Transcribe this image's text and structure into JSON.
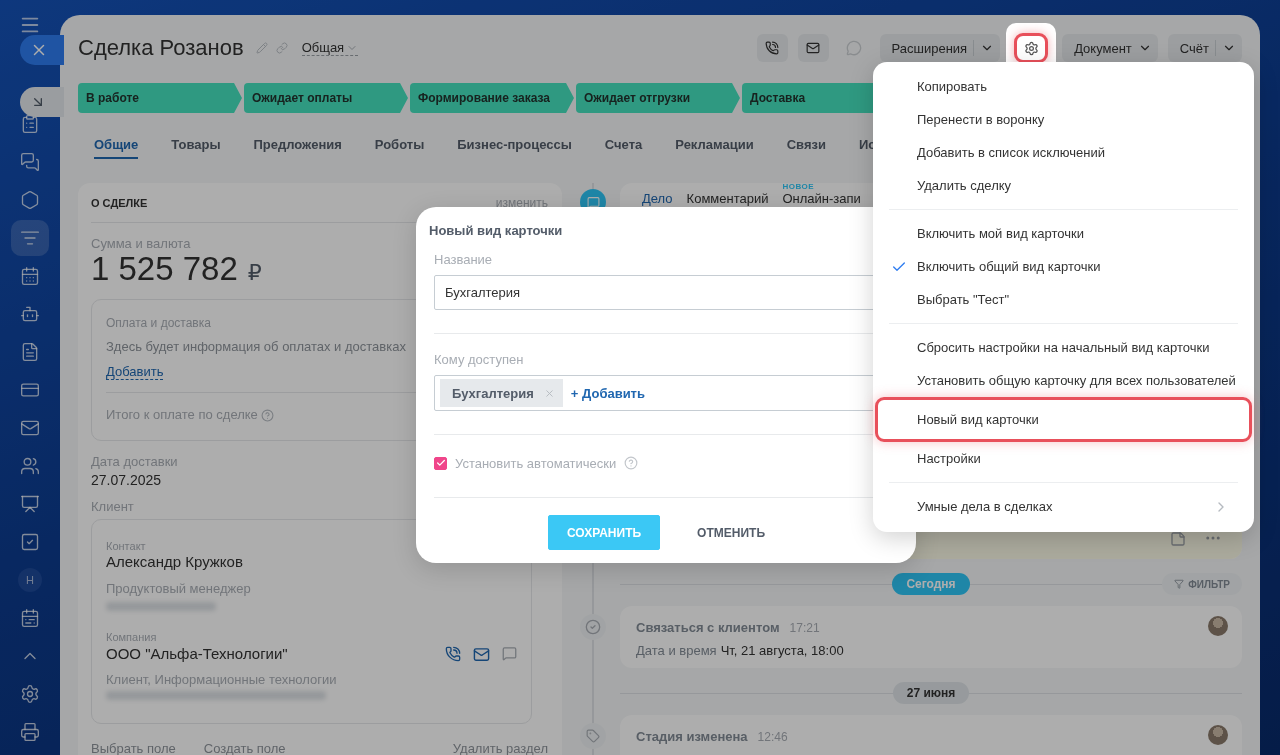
{
  "sidebar": {
    "items": [
      {
        "kind": "clipboard",
        "selected": false
      },
      {
        "kind": "chats",
        "selected": false
      },
      {
        "kind": "hexagon",
        "selected": false
      },
      {
        "kind": "funnel",
        "selected": true
      },
      {
        "kind": "calendar",
        "selected": false
      },
      {
        "kind": "robot",
        "selected": false
      },
      {
        "kind": "file",
        "selected": false
      },
      {
        "kind": "card",
        "selected": false
      },
      {
        "kind": "mail",
        "selected": false
      },
      {
        "kind": "users",
        "selected": false
      },
      {
        "kind": "board",
        "selected": false
      },
      {
        "kind": "check",
        "selected": false
      },
      {
        "kind": "avatar",
        "label": "Н",
        "selected": false
      },
      {
        "kind": "planner",
        "selected": false
      },
      {
        "kind": "chevron",
        "selected": false
      },
      {
        "kind": "gear",
        "selected": false
      },
      {
        "kind": "printer",
        "selected": false
      }
    ]
  },
  "header": {
    "title": "Сделка Розанов",
    "view": "Общая",
    "actions": [
      {
        "kind": "phone",
        "disabled": false
      },
      {
        "kind": "mail",
        "disabled": false
      },
      {
        "kind": "chat",
        "disabled": true
      },
      {
        "kind": "split",
        "label": "Расширения",
        "disabled": false
      },
      {
        "kind": "gear",
        "disabled": false,
        "highlighted": true
      },
      {
        "kind": "dropdown",
        "label": "Документ",
        "disabled": false
      },
      {
        "kind": "split",
        "label": "Счёт",
        "disabled": false
      }
    ]
  },
  "stages": [
    {
      "label": "В работе"
    },
    {
      "label": "Ожидает оплаты"
    },
    {
      "label": "Формирование заказа"
    },
    {
      "label": "Ожидает отгрузки"
    },
    {
      "label": "Доставка"
    }
  ],
  "tabs": [
    {
      "label": "Общие",
      "selected": true
    },
    {
      "label": "Товары",
      "selected": false
    },
    {
      "label": "Предложения",
      "selected": false
    },
    {
      "label": "Роботы",
      "selected": false
    },
    {
      "label": "Бизнес-процессы",
      "selected": false
    },
    {
      "label": "Счета",
      "selected": false
    },
    {
      "label": "Рекламации",
      "selected": false
    },
    {
      "label": "Связи",
      "selected": false
    },
    {
      "label": "Ис",
      "selected": false
    }
  ],
  "deal_card": {
    "title": "О СДЕЛКЕ",
    "edit_link": "изменить",
    "amount_label": "Сумма и валюта",
    "amount": "1 525 782",
    "currency": "₽",
    "payment": {
      "title": "Оплата и доставка",
      "text": "Здесь будет информация об оплатах и доставках",
      "add_link": "Добавить",
      "total_label": "Итого к оплате по сделке"
    },
    "delivery_label": "Дата доставки",
    "delivery_date": "27.07.2025",
    "client_label": "Клиент",
    "client": {
      "contact_label": "Контакт",
      "contact_name": "Александр Кружков",
      "contact_role": "Продуктовый менеджер",
      "company_label": "Компания",
      "company_name": "ООО \"Альфа-Технологии\"",
      "company_info": "Клиент, Информационные технологии"
    },
    "footer_links": [
      "Выбрать поле",
      "Создать поле"
    ],
    "delete_link": "Удалить раздел"
  },
  "timeline": {
    "composer_tabs": [
      {
        "label": "Дело",
        "selected": true
      },
      {
        "label": "Комментарий",
        "selected": false
      },
      {
        "label": "Онлайн-запи",
        "selected": false,
        "badge": "НОВОЕ"
      }
    ],
    "filter": "ФИЛЬТР",
    "groups": [
      {
        "date": "Сегодня",
        "today": true,
        "events": [
          {
            "kind": "task",
            "title": "Связаться с клиентом",
            "time": "17:21",
            "detail_label": "Дата и время",
            "detail_value": "Чт, 21 августа, 18:00"
          }
        ]
      },
      {
        "date": "27 июня",
        "today": false,
        "events": [
          {
            "kind": "stage",
            "title": "Стадия изменена",
            "time": "12:46"
          }
        ]
      }
    ]
  },
  "modal": {
    "title": "Новый вид карточки",
    "name_label": "Название",
    "name_value": "Бухгалтерия",
    "access_label": "Кому доступен",
    "access_tags": [
      {
        "label": "Бухгалтерия"
      }
    ],
    "add_link": "+ Добавить",
    "auto": {
      "label": "Установить автоматически",
      "checked": true
    },
    "buttons": [
      {
        "kind": "primary",
        "label": "СОХРАНИТЬ"
      },
      {
        "kind": "secondary",
        "label": "ОТМЕНИТЬ"
      }
    ]
  },
  "menu": {
    "groups": [
      [
        {
          "label": "Копировать",
          "kind": "action",
          "checked": false,
          "highlighted": false
        },
        {
          "label": "Перенести в воронку",
          "kind": "action",
          "checked": false,
          "highlighted": false
        },
        {
          "label": "Добавить в список исключений",
          "kind": "action",
          "checked": false,
          "highlighted": false
        },
        {
          "label": "Удалить сделку",
          "kind": "action",
          "checked": false,
          "highlighted": false
        }
      ],
      [
        {
          "label": "Включить мой вид карточки",
          "kind": "action",
          "checked": false,
          "highlighted": false
        },
        {
          "label": "Включить общий вид карточки",
          "kind": "action",
          "checked": true,
          "highlighted": false
        },
        {
          "label": "Выбрать \"Тест\"",
          "kind": "action",
          "checked": false,
          "highlighted": false
        }
      ],
      [
        {
          "label": "Сбросить настройки на начальный вид карточки",
          "kind": "action",
          "checked": false,
          "highlighted": false
        },
        {
          "label": "Установить общую карточку для всех пользователей",
          "kind": "action",
          "checked": false,
          "highlighted": false
        },
        {
          "label": "Новый вид карточки",
          "kind": "action",
          "checked": false,
          "highlighted": true
        },
        {
          "label": "Настройки",
          "kind": "action",
          "checked": false,
          "highlighted": false
        }
      ],
      [
        {
          "label": "Умные дела в сделках",
          "kind": "submenu",
          "checked": false,
          "highlighted": false
        }
      ]
    ]
  }
}
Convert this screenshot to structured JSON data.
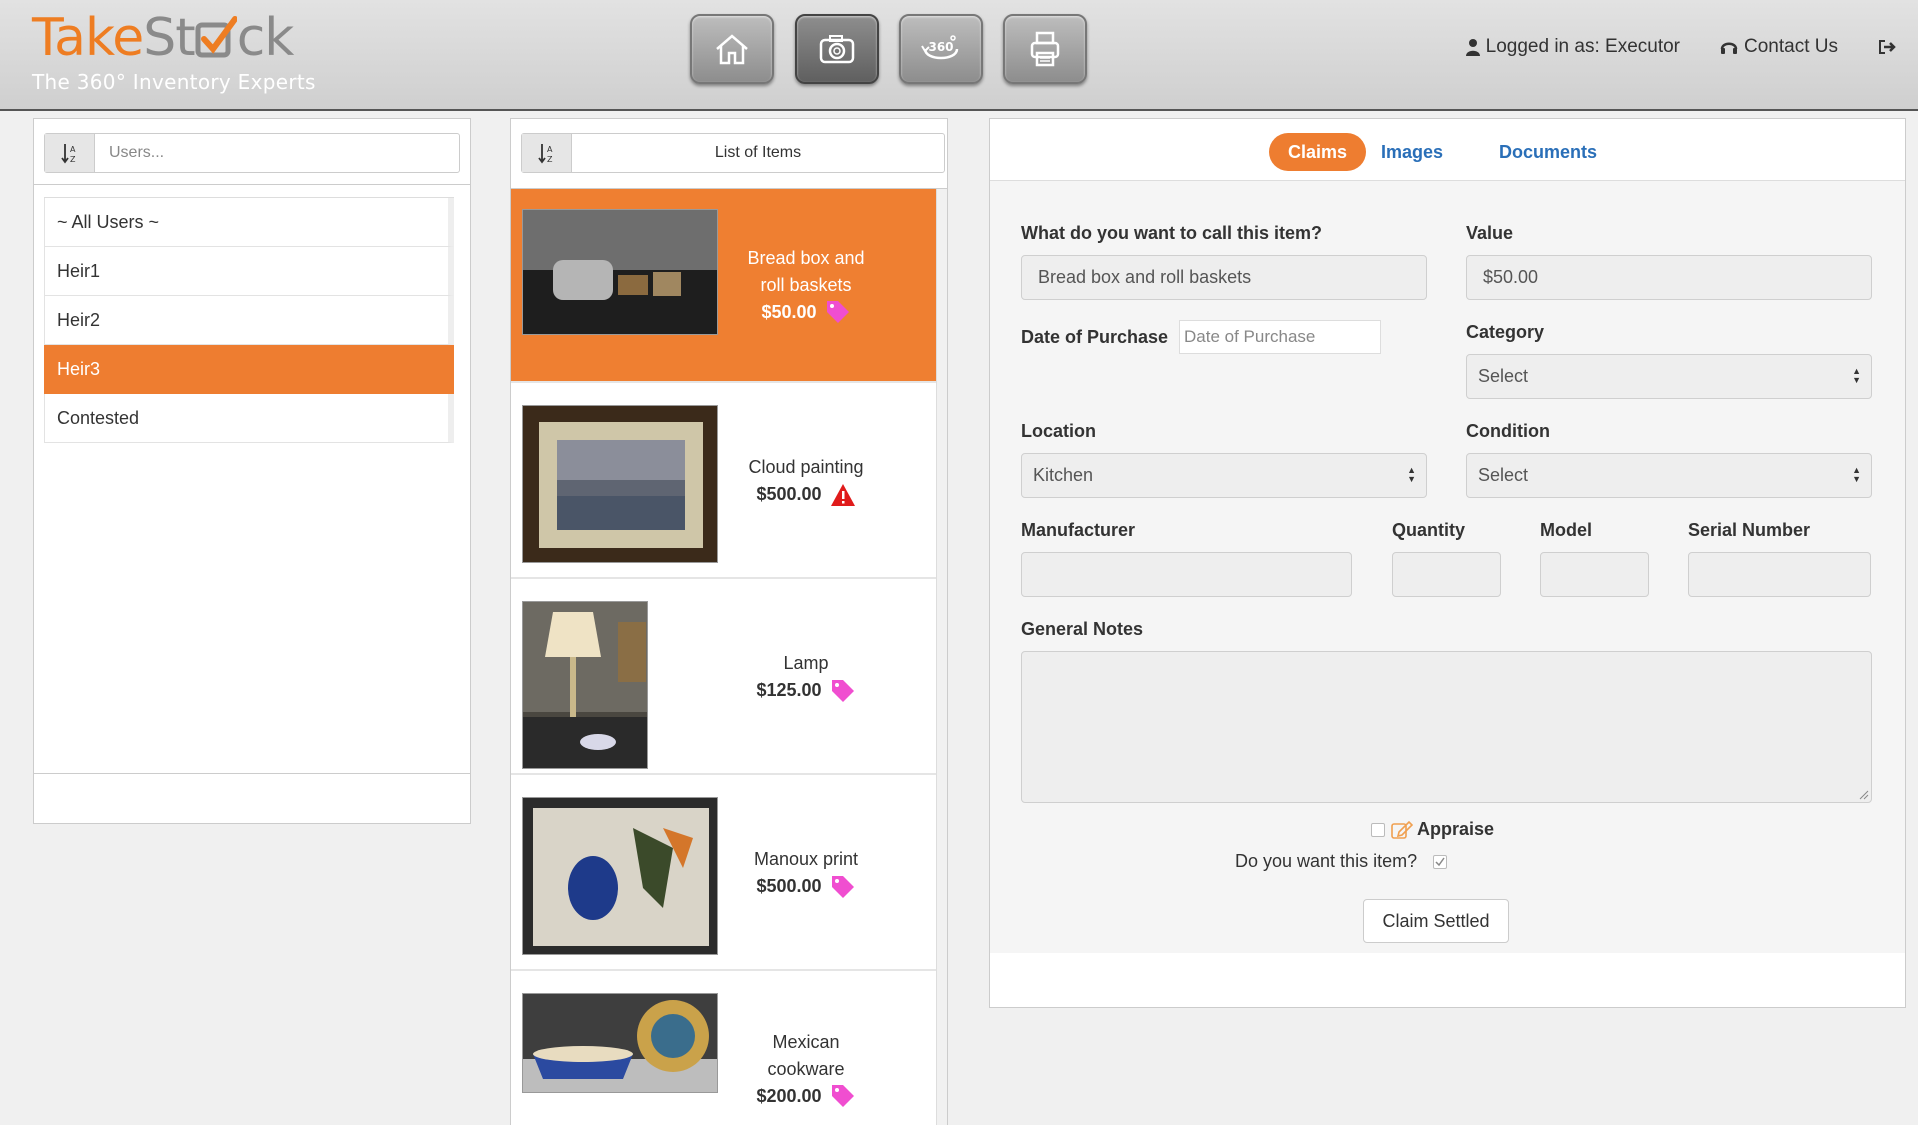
{
  "brand": {
    "name_part1": "Take",
    "name_part2": "St",
    "name_part3": "ck",
    "tagline": "The 360° Inventory Experts",
    "accent": "#ee7d30"
  },
  "toolbar": {
    "buttons": [
      {
        "icon": "home-icon"
      },
      {
        "icon": "camera-icon"
      },
      {
        "icon": "360-view-icon",
        "label": "360"
      },
      {
        "icon": "printer-icon"
      }
    ]
  },
  "header": {
    "logged_in": "Logged in as: Executor",
    "contact": "Contact Us"
  },
  "users": {
    "sort_label": "A-Z",
    "search_placeholder": "Users...",
    "items": [
      {
        "label": "~ All Users ~"
      },
      {
        "label": "Heir1"
      },
      {
        "label": "Heir2"
      },
      {
        "label": "Heir3",
        "selected": true
      },
      {
        "label": "Contested"
      }
    ]
  },
  "items": {
    "title": "List of Items",
    "list": [
      {
        "name_line1": "Bread box and",
        "name_line2": "roll baskets",
        "price": "$50.00",
        "status_icon": "tag-icon",
        "selected": true
      },
      {
        "name_line1": "Cloud painting",
        "name_line2": "",
        "price": "$500.00",
        "status_icon": "warning-icon"
      },
      {
        "name_line1": "Lamp",
        "name_line2": "",
        "price": "$125.00",
        "status_icon": "tag-icon"
      },
      {
        "name_line1": "Manoux print",
        "name_line2": "",
        "price": "$500.00",
        "status_icon": "tag-icon"
      },
      {
        "name_line1": "Mexican",
        "name_line2": "cookware",
        "price": "$200.00",
        "status_icon": "tag-icon"
      }
    ]
  },
  "detail": {
    "tabs": [
      "Claims",
      "Images",
      "Documents"
    ],
    "active_tab": "Claims",
    "fields": {
      "name_label": "What do you want to call this item?",
      "name_value": "Bread box and roll baskets",
      "value_label": "Value",
      "value_value": "$50.00",
      "date_label": "Date of Purchase",
      "date_placeholder": "Date of Purchase",
      "category_label": "Category",
      "category_value": "Select",
      "location_label": "Location",
      "location_value": "Kitchen",
      "condition_label": "Condition",
      "condition_value": "Select",
      "manufacturer_label": "Manufacturer",
      "quantity_label": "Quantity",
      "model_label": "Model",
      "serial_label": "Serial Number",
      "notes_label": "General Notes"
    },
    "appraise_label": "Appraise",
    "want_label": "Do you want this item?",
    "claim_button": "Claim Settled"
  }
}
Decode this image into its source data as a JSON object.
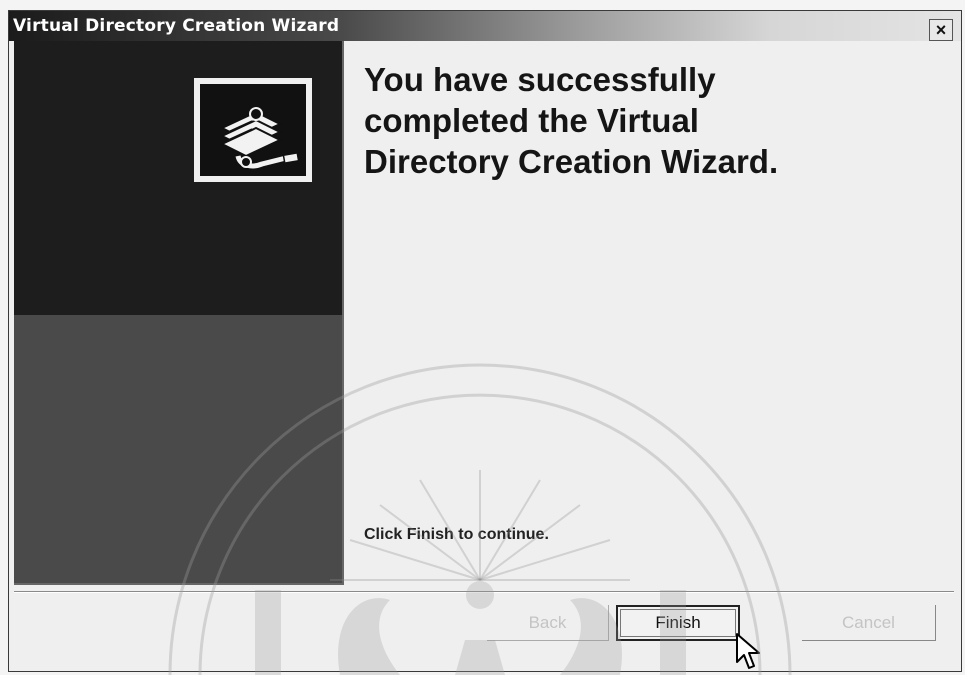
{
  "window": {
    "title": "Virtual Directory Creation Wizard",
    "close_label": "×"
  },
  "main": {
    "heading_lines": [
      "You have successfully",
      "completed the Virtual",
      "Directory Creation Wizard."
    ],
    "hint": "Click Finish to continue."
  },
  "buttons": {
    "back": "Back",
    "finish": "Finish",
    "cancel": "Cancel"
  },
  "icons": {
    "wizard": "books-with-pen-icon",
    "cursor": "mouse-pointer-icon",
    "watermark": "university-seal-watermark"
  }
}
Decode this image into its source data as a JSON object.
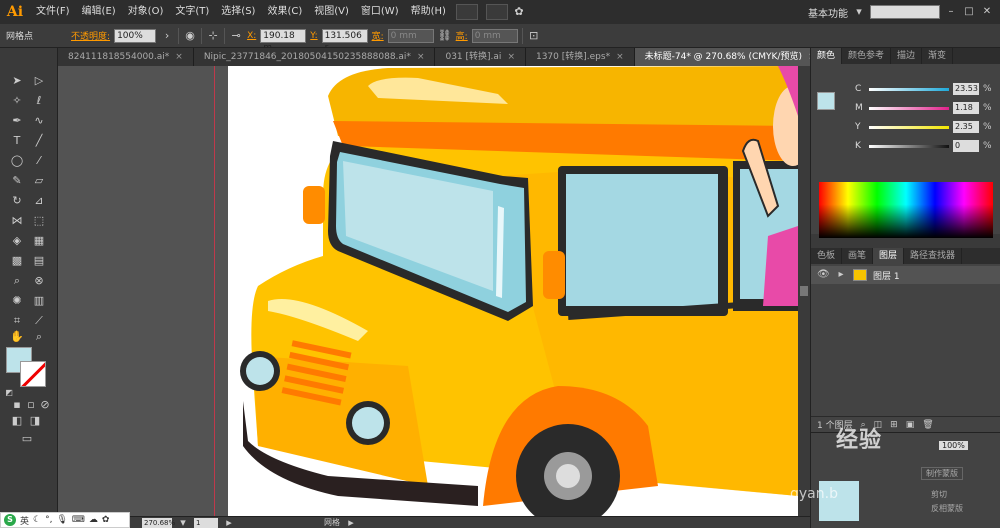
{
  "app": {
    "logo": "Ai"
  },
  "menu": [
    "文件(F)",
    "编辑(E)",
    "对象(O)",
    "文字(T)",
    "选择(S)",
    "效果(C)",
    "视图(V)",
    "窗口(W)",
    "帮助(H)"
  ],
  "workspace": {
    "label": "基本功能"
  },
  "control": {
    "selection_label": "网格点",
    "opacity_label": "不透明度:",
    "opacity_value": "100%",
    "x_label": "X:",
    "x_value": "190.18 m",
    "y_label": "Y:",
    "y_value": "131.506 r",
    "w_label": "宽:",
    "w_value": "0 mm",
    "h_label": "高:",
    "h_value": "0 mm"
  },
  "tabs": [
    {
      "label": "824111818554000.ai*",
      "active": false
    },
    {
      "label": "Nipic_23771846_20180504150235888088.ai*",
      "active": false
    },
    {
      "label": "031 [转换].ai",
      "active": false
    },
    {
      "label": "1370 [转换].eps*",
      "active": false
    },
    {
      "label": "未标题-74* @ 270.68% (CMYK/预览)",
      "active": true
    }
  ],
  "color_panel": {
    "tabs": [
      "颜色",
      "颜色参考",
      "描边",
      "渐变"
    ],
    "channels": [
      {
        "label": "C",
        "value": "23.53",
        "unit": "%",
        "color": "#1fa9d9"
      },
      {
        "label": "M",
        "value": "1.18",
        "unit": "%",
        "color": "#e0218a"
      },
      {
        "label": "Y",
        "value": "2.35",
        "unit": "%",
        "color": "#f2e600"
      },
      {
        "label": "K",
        "value": "0",
        "unit": "%",
        "color": "#111111"
      }
    ],
    "fill_color": "#bde3ea"
  },
  "layers_panel": {
    "tabs": [
      "色板",
      "画笔",
      "图层",
      "路径查找器"
    ],
    "layer_name": "图层 1",
    "count": "1 个图层"
  },
  "transparency_panel": {
    "opacity": "100%",
    "make_mask": "制作蒙版",
    "clip": "剪切",
    "invert": "反相蒙版"
  },
  "status": {
    "zoom": "270.68%",
    "page": "1",
    "tool_name": "网格"
  },
  "ime": {
    "lang": "英"
  },
  "watermark": {
    "main": "经验",
    "sub": "gyan.b"
  }
}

■ What you have to do: Please list every line of the records that contains "Creation".

■ Result for this task:
    "title": "Virtual Directory Creation Wizard",
      "Directory Creation Wizard."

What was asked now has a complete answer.